Given data start

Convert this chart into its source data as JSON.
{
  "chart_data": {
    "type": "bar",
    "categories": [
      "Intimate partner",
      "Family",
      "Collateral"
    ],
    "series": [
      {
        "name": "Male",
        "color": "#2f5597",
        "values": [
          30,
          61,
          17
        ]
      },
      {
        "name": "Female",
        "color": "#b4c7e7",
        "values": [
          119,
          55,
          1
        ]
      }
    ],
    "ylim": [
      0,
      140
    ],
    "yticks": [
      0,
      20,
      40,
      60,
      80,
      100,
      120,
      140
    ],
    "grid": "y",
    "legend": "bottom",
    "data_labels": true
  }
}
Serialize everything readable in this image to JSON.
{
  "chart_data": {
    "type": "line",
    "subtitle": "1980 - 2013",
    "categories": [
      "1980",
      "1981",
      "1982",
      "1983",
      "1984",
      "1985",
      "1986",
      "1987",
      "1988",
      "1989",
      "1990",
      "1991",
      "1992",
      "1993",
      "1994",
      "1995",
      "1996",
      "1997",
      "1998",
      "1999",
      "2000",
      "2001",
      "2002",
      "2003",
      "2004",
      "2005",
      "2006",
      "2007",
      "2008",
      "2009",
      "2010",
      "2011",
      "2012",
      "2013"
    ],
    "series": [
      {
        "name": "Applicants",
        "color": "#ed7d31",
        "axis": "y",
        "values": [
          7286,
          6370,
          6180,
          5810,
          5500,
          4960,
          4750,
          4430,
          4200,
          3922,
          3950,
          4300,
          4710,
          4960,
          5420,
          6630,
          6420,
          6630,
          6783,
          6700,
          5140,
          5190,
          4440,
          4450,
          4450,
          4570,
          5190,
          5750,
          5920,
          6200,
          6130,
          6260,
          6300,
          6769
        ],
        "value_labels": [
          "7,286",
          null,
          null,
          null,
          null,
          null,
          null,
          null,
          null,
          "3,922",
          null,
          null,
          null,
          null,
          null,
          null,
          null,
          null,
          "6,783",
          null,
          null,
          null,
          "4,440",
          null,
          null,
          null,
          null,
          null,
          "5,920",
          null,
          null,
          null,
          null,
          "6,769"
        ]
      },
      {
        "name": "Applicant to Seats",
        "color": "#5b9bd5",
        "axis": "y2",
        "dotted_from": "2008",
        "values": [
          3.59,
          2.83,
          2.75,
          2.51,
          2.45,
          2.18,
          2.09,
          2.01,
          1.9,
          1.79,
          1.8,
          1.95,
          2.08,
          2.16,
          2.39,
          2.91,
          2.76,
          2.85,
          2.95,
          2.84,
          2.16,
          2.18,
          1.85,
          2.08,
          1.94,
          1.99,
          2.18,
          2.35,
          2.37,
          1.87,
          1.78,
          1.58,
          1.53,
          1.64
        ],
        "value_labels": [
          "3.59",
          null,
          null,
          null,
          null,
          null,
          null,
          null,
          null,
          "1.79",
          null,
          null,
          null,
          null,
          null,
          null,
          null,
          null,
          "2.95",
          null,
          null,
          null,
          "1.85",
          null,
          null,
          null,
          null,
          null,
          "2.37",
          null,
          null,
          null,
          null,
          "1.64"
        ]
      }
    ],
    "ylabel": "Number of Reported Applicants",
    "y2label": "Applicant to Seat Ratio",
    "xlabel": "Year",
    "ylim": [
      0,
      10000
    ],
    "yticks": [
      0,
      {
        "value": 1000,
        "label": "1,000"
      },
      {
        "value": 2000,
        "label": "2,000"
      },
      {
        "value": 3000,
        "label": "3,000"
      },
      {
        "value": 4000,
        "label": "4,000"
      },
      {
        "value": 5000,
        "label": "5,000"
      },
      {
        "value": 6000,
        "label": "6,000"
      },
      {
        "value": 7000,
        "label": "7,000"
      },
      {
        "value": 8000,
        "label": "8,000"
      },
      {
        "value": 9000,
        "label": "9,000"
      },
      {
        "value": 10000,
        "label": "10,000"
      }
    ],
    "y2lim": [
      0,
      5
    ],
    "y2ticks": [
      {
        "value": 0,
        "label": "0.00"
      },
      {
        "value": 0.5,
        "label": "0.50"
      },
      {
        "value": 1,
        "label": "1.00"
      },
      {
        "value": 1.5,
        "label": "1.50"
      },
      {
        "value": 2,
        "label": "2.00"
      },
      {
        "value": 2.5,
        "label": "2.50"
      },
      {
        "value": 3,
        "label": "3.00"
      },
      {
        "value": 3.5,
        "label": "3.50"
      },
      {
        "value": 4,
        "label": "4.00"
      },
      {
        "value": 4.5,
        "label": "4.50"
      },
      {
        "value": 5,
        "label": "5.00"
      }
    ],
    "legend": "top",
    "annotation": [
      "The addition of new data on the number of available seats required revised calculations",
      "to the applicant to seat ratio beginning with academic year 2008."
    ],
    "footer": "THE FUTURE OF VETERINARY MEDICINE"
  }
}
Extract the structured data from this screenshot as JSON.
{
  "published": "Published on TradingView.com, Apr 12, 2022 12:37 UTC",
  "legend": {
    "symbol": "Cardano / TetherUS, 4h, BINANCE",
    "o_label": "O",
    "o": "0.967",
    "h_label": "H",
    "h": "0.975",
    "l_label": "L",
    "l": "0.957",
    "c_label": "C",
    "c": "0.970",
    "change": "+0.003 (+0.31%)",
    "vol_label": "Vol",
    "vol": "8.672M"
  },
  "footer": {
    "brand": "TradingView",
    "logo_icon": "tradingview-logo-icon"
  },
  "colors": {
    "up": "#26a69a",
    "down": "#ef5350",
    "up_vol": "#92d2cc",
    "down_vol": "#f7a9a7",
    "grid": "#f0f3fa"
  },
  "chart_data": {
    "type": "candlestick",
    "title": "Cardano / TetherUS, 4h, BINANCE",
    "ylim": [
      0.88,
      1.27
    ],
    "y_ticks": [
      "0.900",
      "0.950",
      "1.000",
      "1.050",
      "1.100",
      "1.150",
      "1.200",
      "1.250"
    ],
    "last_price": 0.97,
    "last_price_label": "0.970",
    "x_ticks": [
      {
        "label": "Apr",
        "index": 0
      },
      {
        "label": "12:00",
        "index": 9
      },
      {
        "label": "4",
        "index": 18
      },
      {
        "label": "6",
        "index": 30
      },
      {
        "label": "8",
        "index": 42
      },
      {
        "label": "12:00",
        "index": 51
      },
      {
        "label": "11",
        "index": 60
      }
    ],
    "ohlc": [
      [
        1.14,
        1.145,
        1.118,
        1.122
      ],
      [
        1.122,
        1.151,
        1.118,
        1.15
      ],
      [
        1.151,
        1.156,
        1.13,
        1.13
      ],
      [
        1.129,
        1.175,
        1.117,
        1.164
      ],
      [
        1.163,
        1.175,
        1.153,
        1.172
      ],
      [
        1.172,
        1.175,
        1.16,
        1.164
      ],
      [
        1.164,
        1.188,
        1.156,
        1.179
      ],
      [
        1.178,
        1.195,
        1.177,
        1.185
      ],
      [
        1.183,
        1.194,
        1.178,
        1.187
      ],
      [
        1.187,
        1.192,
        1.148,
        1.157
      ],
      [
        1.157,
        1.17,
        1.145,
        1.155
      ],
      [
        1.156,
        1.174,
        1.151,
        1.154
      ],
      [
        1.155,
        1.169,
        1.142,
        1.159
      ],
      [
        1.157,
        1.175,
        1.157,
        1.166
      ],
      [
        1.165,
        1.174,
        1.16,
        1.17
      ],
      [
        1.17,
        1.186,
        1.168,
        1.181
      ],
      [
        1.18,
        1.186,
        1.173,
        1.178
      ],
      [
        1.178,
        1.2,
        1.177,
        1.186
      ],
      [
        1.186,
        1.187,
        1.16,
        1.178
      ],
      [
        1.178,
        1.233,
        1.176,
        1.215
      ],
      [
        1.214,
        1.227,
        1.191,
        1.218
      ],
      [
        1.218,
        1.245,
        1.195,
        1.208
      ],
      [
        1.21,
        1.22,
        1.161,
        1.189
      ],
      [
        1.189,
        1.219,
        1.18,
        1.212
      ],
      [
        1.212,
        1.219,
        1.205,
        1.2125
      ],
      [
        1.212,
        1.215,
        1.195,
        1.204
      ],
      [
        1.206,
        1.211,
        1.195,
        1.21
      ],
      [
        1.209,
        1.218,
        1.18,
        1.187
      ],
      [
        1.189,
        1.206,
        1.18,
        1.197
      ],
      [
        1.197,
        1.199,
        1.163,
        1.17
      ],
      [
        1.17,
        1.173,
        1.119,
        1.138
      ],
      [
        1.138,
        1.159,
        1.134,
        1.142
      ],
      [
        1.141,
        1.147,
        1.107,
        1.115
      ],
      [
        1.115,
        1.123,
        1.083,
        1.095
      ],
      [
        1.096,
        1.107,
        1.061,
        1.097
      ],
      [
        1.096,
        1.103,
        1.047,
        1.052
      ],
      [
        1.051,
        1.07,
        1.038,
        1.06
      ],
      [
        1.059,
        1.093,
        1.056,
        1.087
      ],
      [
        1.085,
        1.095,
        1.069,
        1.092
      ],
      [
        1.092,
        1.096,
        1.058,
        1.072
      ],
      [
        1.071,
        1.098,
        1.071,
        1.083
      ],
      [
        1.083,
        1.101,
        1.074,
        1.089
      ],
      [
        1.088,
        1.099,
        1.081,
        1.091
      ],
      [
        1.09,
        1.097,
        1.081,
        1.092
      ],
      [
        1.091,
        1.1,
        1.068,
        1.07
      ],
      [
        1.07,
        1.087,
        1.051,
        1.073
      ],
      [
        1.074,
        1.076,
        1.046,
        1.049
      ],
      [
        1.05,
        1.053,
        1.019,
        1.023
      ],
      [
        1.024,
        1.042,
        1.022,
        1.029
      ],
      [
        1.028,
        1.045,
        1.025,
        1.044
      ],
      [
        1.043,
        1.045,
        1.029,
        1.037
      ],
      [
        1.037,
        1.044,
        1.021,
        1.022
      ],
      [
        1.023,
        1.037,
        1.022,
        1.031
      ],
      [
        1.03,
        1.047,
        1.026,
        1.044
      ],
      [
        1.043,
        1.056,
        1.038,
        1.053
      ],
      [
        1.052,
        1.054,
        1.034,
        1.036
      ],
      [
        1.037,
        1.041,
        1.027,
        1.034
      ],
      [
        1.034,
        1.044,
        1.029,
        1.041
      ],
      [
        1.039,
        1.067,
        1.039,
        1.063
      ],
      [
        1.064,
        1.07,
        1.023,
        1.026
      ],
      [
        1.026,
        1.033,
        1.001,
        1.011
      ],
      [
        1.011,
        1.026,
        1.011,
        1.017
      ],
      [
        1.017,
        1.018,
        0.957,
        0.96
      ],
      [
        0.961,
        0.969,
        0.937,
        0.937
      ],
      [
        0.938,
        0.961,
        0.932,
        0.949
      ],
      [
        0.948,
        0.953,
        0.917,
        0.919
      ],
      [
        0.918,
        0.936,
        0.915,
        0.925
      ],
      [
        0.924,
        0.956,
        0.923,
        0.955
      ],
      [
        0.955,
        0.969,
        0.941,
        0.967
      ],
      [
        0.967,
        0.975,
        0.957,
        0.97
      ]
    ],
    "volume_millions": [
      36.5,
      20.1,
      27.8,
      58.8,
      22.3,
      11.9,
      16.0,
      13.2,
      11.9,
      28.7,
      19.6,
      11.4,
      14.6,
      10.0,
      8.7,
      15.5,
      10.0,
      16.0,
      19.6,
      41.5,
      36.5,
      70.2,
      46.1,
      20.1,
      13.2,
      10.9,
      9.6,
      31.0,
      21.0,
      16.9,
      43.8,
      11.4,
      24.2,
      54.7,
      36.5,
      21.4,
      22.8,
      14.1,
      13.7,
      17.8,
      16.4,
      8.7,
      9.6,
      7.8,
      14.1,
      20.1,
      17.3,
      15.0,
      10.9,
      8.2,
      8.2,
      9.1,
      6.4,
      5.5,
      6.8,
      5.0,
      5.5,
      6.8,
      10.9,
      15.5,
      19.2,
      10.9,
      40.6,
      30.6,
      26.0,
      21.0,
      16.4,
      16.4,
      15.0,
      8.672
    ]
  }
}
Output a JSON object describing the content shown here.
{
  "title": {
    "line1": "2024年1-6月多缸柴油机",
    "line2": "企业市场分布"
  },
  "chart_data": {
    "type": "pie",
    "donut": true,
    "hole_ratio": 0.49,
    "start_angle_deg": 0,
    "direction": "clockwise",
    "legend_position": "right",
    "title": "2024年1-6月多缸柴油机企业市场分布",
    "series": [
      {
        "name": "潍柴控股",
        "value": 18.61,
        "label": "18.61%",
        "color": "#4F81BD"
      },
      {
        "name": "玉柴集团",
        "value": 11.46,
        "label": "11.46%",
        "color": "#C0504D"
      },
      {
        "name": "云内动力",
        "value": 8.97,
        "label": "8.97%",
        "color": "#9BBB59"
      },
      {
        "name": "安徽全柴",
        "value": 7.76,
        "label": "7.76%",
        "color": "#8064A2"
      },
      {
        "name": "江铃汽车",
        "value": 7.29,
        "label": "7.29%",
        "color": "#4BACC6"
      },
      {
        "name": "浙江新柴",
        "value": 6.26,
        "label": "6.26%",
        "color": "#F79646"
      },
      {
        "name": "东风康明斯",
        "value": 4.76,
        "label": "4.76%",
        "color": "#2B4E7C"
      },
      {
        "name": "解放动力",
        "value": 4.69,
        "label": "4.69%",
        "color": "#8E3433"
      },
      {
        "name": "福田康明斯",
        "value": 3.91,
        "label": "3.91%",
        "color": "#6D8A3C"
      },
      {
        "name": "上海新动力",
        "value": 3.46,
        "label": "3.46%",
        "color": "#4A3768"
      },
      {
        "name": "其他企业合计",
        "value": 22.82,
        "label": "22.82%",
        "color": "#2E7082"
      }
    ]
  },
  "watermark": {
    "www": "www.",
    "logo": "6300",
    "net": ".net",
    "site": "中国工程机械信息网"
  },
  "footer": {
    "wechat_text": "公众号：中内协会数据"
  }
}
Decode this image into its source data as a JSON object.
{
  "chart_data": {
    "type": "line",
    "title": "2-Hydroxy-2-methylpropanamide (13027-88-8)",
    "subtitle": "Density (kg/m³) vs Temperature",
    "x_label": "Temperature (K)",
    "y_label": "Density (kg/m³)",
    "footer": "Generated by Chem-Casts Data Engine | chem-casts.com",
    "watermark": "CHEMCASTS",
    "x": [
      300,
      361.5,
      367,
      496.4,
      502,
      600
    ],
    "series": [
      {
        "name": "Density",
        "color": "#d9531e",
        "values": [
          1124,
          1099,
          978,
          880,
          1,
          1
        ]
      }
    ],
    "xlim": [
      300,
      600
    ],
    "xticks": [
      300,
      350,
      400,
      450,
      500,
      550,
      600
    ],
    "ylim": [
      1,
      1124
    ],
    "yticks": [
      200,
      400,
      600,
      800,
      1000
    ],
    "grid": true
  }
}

Given data end

What is asked:
Locate all lines that include the word "TetherUS" and copy them out.

Result for this exercise:
    "symbol": "Cardano / TetherUS, 4h, BINANCE",
    "title": "Cardano / TetherUS, 4h, BINANCE",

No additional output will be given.